**WHAT TO DO:** Using the listing below, select the lines with the word "this" and copy them.

**THE RECORDS:**
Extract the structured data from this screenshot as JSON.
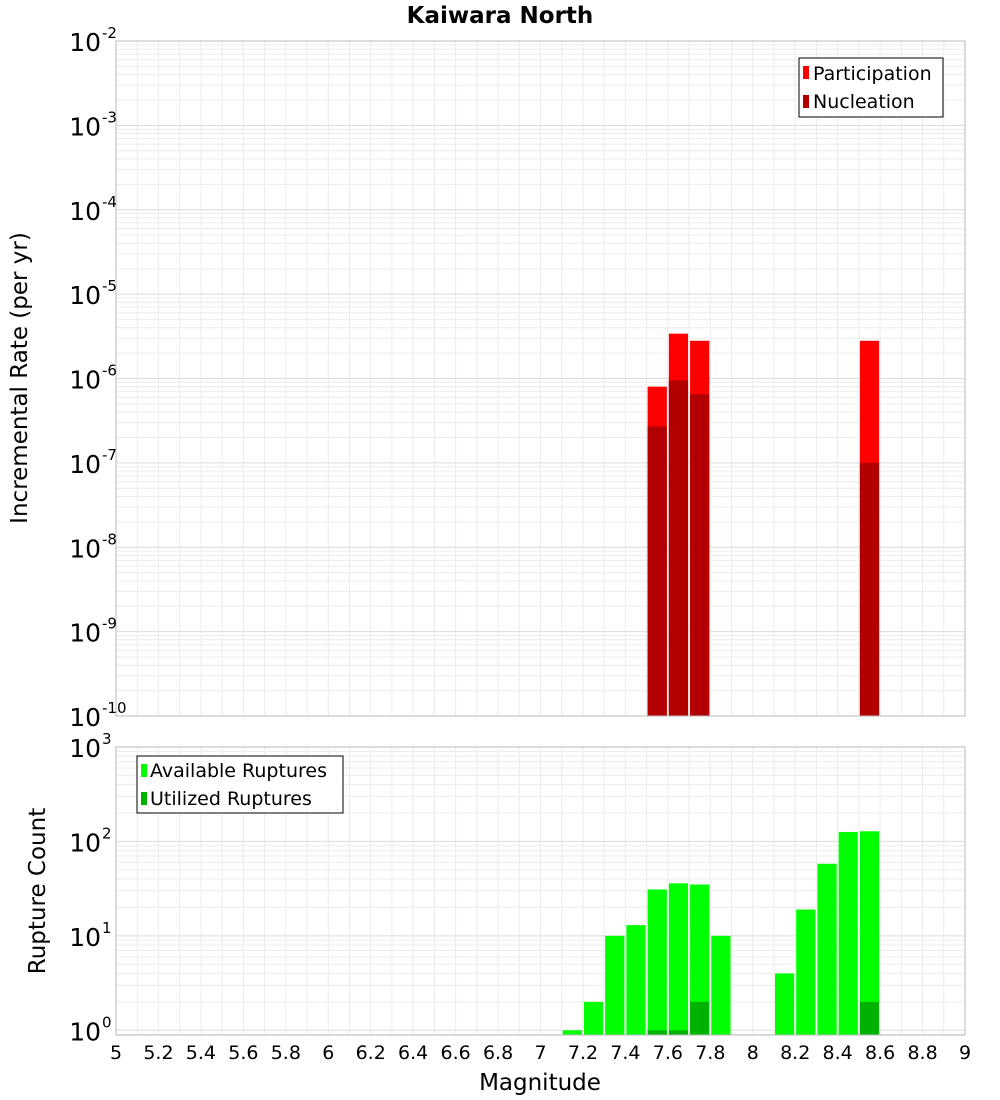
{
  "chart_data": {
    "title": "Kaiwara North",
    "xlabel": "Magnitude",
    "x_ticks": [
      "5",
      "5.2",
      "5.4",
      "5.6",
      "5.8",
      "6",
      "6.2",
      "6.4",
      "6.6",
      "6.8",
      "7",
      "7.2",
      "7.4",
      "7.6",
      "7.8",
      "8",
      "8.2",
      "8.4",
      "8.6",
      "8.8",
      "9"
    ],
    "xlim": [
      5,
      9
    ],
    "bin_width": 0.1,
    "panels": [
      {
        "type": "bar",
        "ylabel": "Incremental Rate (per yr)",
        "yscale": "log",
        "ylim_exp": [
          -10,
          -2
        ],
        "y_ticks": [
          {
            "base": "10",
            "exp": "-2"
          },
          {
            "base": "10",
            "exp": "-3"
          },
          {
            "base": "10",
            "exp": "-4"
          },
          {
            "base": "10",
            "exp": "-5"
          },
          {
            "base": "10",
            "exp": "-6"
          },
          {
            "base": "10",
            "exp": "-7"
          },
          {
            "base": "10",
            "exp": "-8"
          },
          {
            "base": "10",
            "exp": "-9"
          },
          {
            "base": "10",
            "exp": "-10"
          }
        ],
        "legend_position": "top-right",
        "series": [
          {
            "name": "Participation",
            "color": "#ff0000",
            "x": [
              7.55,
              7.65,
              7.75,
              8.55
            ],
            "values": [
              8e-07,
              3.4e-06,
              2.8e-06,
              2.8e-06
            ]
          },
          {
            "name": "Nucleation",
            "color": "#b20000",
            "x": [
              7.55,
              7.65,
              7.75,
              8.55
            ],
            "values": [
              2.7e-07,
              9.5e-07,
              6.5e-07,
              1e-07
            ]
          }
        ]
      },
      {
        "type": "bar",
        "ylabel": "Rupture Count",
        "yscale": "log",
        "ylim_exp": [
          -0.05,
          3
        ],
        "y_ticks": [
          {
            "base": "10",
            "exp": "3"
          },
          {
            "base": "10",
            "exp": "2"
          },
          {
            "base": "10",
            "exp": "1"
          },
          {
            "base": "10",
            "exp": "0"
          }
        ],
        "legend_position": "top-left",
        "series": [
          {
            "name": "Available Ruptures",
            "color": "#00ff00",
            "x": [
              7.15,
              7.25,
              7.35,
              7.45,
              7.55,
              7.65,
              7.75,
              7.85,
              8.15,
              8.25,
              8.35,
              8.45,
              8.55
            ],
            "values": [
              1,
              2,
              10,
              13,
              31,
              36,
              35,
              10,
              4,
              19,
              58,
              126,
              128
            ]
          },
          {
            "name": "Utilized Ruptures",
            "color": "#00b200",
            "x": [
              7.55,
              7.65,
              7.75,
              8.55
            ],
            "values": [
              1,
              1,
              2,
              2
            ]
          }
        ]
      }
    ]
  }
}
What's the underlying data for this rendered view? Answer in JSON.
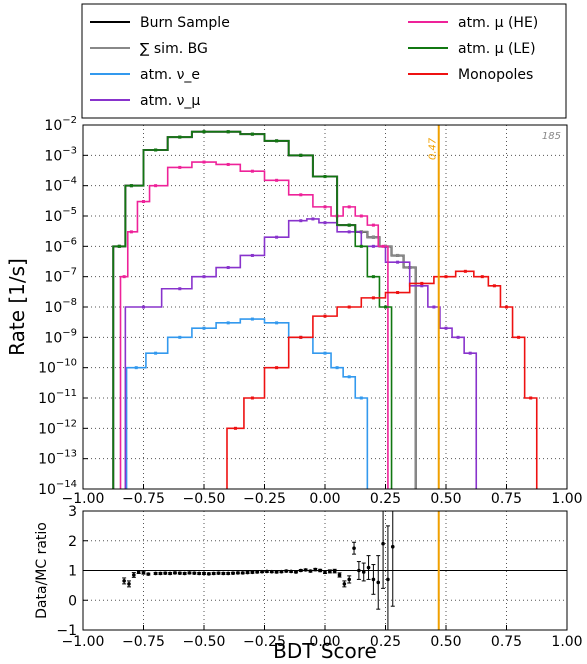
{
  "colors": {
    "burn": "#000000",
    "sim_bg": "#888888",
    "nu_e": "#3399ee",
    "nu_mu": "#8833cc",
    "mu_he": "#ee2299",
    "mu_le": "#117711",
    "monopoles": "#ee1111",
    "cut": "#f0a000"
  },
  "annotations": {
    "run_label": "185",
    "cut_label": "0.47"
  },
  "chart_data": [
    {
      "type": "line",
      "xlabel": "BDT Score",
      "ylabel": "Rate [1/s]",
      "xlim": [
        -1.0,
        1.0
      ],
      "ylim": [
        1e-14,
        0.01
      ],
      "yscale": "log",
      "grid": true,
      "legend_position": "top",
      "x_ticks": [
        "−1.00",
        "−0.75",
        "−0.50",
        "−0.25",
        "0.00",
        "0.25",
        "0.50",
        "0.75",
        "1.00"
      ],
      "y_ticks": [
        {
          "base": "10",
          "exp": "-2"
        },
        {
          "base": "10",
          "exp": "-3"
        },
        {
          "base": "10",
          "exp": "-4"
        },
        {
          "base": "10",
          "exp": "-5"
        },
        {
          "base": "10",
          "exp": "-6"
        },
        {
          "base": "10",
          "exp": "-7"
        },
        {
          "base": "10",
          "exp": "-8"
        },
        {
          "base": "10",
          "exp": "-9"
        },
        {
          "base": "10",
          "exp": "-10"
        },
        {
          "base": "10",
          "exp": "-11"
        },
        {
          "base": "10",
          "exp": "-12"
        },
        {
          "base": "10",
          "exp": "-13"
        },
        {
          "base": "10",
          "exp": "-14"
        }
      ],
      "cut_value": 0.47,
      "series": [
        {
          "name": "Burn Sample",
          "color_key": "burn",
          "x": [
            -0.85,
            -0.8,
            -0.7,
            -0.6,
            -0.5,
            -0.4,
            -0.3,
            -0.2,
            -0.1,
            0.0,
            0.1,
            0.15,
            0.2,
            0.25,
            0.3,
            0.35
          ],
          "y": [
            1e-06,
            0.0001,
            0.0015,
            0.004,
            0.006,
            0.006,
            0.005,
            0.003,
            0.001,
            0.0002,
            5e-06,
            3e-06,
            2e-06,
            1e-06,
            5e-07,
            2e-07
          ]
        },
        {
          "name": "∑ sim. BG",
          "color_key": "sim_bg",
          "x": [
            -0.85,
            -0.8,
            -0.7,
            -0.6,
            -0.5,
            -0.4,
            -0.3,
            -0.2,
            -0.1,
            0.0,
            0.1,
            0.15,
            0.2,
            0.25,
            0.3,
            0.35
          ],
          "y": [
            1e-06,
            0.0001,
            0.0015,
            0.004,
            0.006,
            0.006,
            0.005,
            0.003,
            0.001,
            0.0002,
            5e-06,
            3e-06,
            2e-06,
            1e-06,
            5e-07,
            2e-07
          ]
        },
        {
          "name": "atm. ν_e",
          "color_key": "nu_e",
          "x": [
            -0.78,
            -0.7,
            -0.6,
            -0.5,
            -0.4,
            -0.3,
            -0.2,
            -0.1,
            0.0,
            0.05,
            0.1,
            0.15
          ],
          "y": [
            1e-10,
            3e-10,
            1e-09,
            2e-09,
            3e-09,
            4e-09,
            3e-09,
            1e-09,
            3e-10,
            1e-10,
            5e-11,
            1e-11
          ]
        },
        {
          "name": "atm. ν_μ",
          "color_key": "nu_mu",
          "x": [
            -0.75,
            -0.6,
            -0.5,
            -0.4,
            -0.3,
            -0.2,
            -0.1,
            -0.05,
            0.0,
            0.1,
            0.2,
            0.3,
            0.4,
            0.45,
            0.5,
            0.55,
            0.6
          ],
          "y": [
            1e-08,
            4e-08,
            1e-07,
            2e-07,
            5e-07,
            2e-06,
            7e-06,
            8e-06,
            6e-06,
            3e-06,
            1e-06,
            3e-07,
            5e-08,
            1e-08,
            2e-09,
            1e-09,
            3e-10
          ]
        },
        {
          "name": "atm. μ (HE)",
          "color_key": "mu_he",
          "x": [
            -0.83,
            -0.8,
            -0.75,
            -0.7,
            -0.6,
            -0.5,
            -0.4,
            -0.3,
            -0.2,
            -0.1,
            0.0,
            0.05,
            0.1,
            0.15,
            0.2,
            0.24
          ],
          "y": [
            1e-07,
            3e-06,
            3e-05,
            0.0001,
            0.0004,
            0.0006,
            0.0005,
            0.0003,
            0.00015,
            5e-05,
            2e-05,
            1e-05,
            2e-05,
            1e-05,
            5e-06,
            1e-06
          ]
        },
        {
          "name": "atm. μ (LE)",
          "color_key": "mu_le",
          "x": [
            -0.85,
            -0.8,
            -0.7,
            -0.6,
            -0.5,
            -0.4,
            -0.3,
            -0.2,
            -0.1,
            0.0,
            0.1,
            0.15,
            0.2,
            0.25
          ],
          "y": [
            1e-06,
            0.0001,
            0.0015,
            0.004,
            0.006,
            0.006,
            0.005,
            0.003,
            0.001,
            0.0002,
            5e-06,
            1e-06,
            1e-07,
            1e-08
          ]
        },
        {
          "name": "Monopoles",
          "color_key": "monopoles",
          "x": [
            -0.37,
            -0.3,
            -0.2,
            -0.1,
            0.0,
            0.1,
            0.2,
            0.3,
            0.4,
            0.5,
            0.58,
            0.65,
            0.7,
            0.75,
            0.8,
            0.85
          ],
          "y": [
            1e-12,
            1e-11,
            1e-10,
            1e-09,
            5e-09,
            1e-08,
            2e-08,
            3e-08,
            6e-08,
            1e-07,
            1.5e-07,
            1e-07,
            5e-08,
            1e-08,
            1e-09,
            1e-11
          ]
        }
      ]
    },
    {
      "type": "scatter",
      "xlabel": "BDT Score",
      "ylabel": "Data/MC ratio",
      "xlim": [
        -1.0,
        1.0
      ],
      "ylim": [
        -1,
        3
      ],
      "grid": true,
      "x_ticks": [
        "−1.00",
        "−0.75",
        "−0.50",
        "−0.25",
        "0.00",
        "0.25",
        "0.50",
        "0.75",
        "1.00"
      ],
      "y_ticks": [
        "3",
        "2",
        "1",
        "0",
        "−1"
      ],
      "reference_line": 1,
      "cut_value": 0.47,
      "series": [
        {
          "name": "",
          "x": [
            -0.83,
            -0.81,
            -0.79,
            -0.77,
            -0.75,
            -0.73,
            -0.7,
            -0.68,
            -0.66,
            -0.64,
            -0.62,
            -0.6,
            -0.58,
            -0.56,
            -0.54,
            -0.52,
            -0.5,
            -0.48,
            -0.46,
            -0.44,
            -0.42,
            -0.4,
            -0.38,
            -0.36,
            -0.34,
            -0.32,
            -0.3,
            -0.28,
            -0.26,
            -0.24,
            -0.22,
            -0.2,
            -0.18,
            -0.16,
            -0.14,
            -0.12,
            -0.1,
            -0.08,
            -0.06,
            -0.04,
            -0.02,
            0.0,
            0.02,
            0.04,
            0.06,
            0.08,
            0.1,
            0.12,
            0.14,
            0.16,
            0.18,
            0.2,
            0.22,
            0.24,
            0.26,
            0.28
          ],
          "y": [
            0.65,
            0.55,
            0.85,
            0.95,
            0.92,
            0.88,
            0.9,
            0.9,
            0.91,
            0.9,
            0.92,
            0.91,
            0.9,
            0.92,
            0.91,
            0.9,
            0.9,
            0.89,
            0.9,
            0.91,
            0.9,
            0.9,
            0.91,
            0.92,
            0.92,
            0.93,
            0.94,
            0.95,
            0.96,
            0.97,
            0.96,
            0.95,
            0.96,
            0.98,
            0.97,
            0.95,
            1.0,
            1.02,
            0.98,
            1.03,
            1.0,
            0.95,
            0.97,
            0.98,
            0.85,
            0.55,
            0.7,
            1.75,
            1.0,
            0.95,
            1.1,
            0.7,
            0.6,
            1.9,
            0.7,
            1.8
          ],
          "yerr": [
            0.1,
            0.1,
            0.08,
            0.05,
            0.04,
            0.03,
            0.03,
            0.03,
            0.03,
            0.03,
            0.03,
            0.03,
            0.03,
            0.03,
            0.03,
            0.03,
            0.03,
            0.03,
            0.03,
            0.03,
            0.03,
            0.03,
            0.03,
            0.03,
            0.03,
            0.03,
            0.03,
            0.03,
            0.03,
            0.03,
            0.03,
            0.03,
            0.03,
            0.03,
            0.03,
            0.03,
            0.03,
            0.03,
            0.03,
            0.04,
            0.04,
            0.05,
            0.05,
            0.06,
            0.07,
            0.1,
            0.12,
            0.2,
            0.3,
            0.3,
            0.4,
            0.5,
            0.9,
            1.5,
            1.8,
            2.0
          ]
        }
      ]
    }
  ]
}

**CORRECT ANSWER:**
Extract the structured data from this screenshot as JSON.
What's the underlying data for this rendered view? Answer in JSON.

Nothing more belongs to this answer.